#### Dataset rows
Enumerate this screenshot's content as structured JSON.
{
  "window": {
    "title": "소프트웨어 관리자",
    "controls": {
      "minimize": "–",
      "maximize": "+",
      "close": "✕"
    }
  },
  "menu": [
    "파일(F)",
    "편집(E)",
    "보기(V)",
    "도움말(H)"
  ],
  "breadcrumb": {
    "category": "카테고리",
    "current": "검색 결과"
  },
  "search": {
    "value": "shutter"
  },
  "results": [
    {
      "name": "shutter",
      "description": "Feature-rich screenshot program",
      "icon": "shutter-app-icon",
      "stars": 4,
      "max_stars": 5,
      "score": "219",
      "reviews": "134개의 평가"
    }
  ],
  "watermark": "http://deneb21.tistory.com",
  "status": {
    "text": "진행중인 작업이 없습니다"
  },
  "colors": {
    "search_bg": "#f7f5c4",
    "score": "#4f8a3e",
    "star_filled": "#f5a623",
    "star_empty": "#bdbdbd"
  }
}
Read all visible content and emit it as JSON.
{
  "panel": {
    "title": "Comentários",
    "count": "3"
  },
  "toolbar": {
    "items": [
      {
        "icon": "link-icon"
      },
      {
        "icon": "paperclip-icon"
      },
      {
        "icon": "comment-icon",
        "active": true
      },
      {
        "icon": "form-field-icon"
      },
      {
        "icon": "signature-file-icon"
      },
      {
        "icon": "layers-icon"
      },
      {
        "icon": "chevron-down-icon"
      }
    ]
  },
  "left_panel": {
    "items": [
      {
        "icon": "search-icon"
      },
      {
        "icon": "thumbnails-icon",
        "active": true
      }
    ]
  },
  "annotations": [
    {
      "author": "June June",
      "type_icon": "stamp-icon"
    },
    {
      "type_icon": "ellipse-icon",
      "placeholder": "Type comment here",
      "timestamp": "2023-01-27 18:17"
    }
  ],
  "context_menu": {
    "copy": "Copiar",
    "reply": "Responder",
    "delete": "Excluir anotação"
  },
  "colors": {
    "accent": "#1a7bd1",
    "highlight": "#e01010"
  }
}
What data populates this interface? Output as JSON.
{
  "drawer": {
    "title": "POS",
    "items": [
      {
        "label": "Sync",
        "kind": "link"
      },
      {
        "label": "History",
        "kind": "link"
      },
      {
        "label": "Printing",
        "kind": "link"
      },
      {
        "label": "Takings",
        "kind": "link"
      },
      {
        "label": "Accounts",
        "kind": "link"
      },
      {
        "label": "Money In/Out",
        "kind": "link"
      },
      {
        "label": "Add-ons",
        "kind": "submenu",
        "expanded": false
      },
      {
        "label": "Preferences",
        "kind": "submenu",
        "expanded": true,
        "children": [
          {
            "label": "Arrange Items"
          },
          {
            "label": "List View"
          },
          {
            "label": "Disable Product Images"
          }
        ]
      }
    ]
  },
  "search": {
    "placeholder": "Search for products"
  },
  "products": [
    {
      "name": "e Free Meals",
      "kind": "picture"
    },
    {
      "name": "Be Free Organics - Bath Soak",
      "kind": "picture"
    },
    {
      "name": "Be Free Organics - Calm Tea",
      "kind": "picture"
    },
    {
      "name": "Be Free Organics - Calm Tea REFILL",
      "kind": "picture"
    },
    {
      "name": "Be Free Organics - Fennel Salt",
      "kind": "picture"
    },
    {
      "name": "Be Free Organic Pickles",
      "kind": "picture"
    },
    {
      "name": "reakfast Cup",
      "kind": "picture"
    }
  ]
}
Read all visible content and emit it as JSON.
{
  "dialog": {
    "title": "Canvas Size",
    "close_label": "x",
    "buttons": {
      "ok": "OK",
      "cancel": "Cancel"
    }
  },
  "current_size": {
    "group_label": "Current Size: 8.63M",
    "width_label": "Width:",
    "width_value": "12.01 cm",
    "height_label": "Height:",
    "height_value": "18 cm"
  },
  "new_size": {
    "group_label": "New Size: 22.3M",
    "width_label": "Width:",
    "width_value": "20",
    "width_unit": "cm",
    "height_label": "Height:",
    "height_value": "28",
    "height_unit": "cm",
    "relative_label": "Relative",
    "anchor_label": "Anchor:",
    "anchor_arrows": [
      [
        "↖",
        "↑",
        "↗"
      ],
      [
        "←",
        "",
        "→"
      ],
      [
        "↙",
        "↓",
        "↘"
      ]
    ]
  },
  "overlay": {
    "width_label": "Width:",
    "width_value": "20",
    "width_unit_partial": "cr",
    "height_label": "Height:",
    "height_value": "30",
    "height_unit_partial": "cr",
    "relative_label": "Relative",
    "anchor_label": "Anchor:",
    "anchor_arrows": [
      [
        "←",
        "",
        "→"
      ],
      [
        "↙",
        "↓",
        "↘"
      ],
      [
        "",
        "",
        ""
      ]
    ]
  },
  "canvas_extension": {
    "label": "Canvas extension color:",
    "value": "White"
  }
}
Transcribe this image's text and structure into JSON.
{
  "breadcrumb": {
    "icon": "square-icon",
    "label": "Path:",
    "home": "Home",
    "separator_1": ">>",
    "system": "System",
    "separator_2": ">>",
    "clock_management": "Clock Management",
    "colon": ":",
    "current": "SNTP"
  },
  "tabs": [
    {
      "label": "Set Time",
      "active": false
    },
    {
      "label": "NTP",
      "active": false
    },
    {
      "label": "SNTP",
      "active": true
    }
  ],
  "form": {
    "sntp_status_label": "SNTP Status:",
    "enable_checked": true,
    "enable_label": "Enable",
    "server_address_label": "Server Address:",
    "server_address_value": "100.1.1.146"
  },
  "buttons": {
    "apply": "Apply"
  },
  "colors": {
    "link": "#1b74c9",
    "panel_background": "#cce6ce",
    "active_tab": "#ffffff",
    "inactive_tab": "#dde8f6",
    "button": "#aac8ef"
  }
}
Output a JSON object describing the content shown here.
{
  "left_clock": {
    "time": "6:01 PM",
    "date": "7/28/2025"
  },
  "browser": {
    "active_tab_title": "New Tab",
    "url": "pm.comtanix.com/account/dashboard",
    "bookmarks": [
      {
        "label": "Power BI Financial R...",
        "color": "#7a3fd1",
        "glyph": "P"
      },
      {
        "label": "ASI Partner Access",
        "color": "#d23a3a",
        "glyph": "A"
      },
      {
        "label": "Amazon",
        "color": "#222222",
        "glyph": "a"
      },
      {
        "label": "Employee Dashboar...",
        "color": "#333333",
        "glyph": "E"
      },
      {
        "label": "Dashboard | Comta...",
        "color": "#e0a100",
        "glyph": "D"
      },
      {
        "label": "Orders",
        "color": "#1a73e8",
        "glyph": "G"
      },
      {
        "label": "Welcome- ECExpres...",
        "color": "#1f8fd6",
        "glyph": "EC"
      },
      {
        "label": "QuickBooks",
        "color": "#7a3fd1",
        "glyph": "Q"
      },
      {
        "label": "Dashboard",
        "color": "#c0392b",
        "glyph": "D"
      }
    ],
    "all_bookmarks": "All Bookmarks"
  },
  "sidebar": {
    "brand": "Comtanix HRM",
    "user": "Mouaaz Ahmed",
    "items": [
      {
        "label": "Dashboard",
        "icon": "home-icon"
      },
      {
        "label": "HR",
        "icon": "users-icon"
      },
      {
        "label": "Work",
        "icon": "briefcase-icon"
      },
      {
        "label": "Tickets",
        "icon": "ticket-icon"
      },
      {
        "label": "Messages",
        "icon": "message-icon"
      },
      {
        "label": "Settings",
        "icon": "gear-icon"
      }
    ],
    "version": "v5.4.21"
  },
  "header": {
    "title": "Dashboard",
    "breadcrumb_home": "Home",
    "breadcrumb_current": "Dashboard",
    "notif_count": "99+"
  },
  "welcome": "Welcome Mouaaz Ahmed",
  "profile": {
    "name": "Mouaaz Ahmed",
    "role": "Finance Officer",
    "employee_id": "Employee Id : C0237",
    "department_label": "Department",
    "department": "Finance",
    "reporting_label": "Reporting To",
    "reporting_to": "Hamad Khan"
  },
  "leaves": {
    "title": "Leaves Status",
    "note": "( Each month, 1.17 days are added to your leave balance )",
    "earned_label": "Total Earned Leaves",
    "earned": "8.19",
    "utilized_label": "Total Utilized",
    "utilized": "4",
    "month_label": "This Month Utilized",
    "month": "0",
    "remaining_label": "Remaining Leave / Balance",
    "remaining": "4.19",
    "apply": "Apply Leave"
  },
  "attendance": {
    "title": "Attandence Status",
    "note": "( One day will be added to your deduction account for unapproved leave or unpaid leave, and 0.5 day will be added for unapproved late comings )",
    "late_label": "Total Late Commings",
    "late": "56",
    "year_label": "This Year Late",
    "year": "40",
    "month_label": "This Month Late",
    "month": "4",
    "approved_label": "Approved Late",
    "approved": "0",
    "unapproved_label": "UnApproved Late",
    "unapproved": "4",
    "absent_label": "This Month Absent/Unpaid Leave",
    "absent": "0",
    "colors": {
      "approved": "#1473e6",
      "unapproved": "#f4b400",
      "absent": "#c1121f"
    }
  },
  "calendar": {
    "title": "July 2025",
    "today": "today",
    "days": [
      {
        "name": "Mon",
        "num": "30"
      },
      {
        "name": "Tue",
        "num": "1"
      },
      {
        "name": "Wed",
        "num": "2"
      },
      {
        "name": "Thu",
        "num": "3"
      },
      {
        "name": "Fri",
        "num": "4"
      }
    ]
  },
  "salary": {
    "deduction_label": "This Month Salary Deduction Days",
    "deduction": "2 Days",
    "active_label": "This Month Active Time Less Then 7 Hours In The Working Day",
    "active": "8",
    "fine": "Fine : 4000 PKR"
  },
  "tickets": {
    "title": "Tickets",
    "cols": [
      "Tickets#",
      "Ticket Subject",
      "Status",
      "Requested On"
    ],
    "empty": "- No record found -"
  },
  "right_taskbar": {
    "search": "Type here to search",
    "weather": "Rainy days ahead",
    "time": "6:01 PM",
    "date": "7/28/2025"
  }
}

#### EXERCISE PROMPT
Copy each line of the data above that holds "true".

#### SOLUTION TO THE PROBLEM
        "active": true
        "active": true
        "expanded": true,
      "active": true
    "enable_checked": true,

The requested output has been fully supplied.